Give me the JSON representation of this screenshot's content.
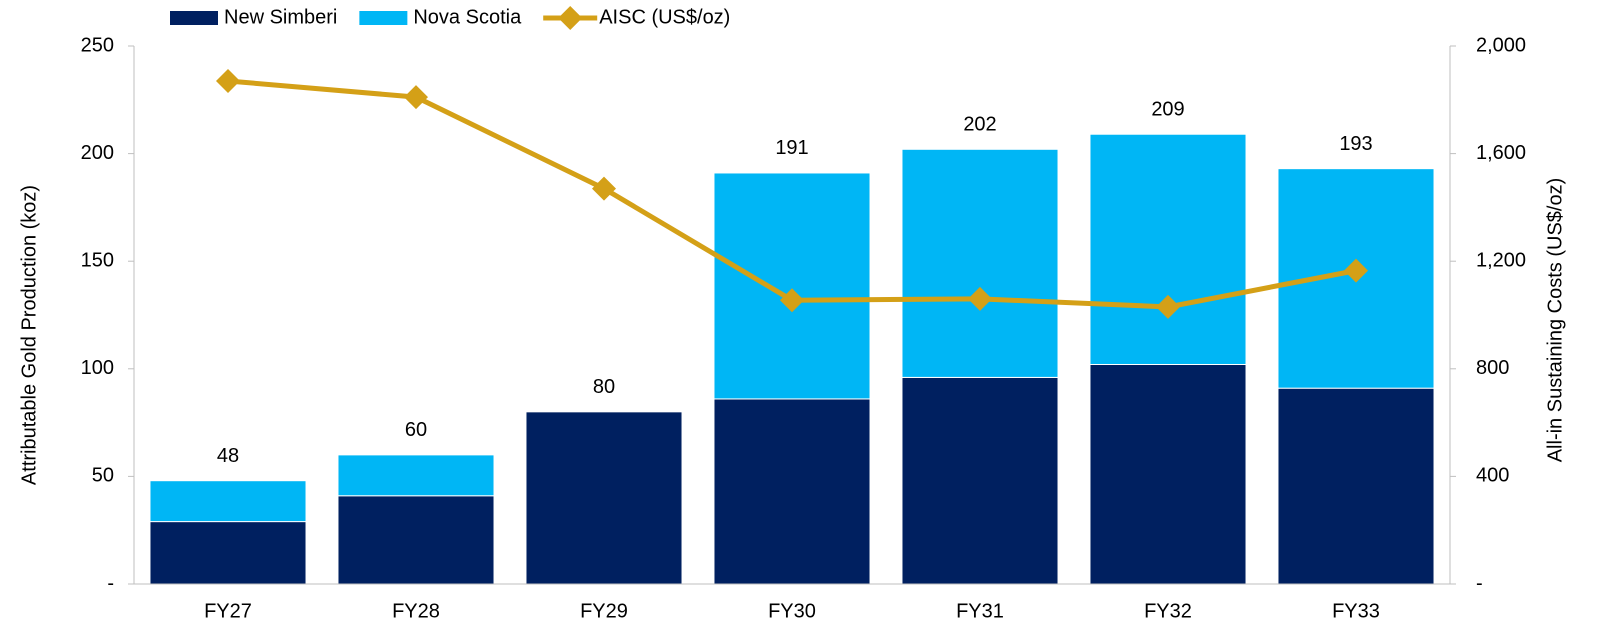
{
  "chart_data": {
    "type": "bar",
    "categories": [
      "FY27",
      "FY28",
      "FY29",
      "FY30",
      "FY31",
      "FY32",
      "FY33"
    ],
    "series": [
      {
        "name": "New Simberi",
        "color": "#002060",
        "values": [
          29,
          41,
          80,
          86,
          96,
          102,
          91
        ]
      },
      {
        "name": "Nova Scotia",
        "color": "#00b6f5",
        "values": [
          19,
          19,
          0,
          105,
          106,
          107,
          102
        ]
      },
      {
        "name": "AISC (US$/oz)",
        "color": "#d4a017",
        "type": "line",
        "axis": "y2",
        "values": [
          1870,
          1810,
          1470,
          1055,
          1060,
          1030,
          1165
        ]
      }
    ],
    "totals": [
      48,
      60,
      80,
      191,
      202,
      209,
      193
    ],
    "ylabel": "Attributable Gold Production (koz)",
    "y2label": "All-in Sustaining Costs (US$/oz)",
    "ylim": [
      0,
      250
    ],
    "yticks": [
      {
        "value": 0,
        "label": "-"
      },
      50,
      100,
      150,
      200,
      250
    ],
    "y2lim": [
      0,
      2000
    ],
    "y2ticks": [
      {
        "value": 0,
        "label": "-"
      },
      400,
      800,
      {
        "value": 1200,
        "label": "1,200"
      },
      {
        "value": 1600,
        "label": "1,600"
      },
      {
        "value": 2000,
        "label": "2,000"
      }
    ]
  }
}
==
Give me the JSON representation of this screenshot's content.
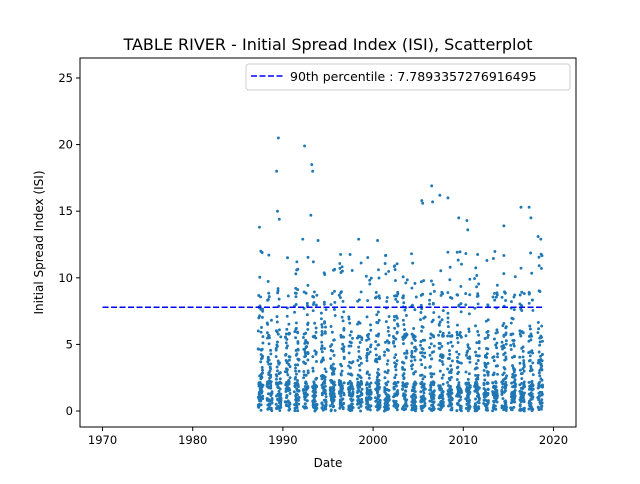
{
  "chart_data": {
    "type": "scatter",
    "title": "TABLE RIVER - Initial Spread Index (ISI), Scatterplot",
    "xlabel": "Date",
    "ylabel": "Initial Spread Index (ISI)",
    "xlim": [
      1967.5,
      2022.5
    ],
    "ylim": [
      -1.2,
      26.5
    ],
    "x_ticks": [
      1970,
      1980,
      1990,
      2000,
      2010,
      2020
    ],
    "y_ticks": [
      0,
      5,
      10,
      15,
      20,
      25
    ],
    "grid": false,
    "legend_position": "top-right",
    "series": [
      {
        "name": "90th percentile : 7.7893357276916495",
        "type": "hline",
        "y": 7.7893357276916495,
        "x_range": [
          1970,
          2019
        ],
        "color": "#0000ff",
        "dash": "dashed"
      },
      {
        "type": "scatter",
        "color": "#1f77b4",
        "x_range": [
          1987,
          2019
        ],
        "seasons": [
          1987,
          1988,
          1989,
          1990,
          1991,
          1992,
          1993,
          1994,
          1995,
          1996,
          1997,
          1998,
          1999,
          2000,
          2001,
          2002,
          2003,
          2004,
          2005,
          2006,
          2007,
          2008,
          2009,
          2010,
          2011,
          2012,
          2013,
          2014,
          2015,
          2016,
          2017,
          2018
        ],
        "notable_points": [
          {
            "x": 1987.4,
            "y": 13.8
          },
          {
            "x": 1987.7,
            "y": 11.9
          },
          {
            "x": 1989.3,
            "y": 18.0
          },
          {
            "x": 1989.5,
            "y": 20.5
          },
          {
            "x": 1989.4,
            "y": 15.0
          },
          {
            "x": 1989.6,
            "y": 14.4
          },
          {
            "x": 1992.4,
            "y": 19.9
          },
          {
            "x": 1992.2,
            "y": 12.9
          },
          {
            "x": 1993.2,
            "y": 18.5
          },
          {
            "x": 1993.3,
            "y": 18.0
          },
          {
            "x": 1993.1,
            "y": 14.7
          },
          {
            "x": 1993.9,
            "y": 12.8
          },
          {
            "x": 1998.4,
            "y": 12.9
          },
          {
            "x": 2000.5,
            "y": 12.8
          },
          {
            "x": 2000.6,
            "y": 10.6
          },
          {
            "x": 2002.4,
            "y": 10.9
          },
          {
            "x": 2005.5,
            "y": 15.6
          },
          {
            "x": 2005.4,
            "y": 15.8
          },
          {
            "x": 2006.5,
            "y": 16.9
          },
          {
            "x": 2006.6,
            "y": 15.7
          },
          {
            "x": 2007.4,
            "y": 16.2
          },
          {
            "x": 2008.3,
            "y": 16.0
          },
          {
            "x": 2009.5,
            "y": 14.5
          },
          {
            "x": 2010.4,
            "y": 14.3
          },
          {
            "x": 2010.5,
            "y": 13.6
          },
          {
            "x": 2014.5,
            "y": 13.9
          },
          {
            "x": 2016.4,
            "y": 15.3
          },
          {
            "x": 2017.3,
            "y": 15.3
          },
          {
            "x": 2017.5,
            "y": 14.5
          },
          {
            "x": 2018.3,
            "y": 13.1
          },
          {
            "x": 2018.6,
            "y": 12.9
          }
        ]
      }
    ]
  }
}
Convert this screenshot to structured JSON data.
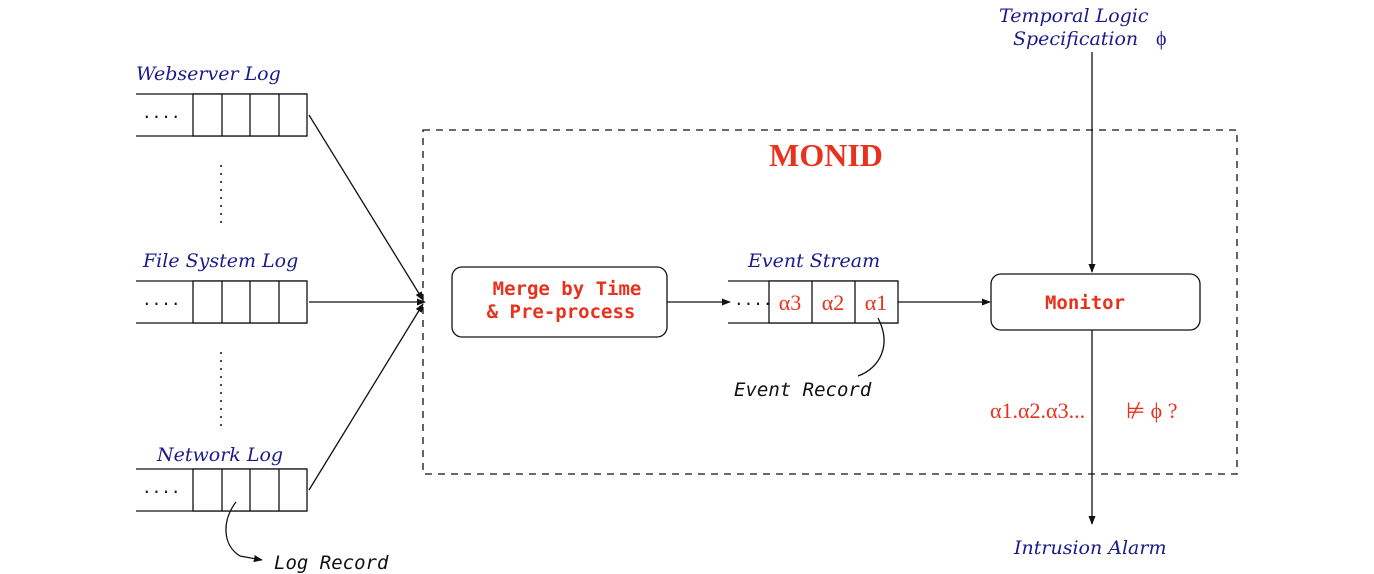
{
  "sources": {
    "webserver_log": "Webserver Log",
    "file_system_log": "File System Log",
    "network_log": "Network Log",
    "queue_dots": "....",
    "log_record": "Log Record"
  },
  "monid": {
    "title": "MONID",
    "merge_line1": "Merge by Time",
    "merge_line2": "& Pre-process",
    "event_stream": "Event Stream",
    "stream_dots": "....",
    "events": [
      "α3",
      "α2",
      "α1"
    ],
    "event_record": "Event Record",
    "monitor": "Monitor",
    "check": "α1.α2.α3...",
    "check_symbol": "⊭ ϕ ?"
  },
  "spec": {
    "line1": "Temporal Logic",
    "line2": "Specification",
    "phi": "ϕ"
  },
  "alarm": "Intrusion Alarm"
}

*DESCRIPTION OF THE TASK*. Exactly how many lines contain "name"? State the number and nothing else.

*SOLUTION*. 4